#### Exercise aim:
Please pull out every line of the items below that contains the string "double". Case counts.

#### Data for this task:
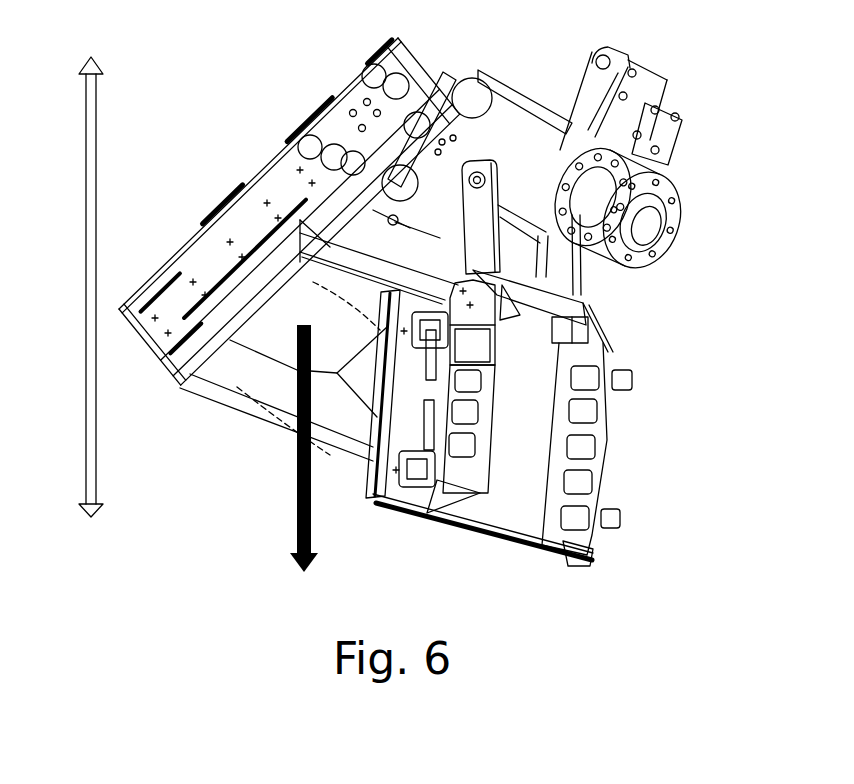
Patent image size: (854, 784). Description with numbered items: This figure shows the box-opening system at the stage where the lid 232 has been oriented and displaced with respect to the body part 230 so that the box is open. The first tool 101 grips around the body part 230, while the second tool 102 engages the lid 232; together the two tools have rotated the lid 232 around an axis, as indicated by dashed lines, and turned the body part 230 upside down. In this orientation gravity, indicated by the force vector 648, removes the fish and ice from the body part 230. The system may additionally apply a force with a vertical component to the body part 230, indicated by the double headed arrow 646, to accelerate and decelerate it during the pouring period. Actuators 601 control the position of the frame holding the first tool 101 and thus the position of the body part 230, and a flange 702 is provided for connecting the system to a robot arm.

The first tool 101 is at (252, 242).
The second tool 102 is at (482, 495).
The body part 230 is at (355, 222).
The lid 232 is at (532, 462).
The actuator 601 is at (388, 177).
The double headed arrow 646 is at (135, 261).
The force vector 648 is at (296, 512).
The flange 702 is at (650, 226).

#### Answer below:
Patent image size: (854, 784). Description with numbered items: This figure shows the box-opening system at the stage where the lid 232 has been oriented and displaced with respect to the body part 230 so that the box is open. The first tool 101 grips around the body part 230, while the second tool 102 engages the lid 232; together the two tools have rotated the lid 232 around an axis, as indicated by dashed lines, and turned the body part 230 upside down. In this orientation gravity, indicated by the force vector 648, removes the fish and ice from the body part 230. The system may additionally apply a force with a vertical component to the body part 230, indicated by the double headed arrow 646, to accelerate and decelerate it during the pouring period. Actuators 601 control the position of the frame holding the first tool 101 and thus the position of the body part 230, and a flange 702 is provided for connecting the system to a robot arm.
The double headed arrow 646 is at (135, 261).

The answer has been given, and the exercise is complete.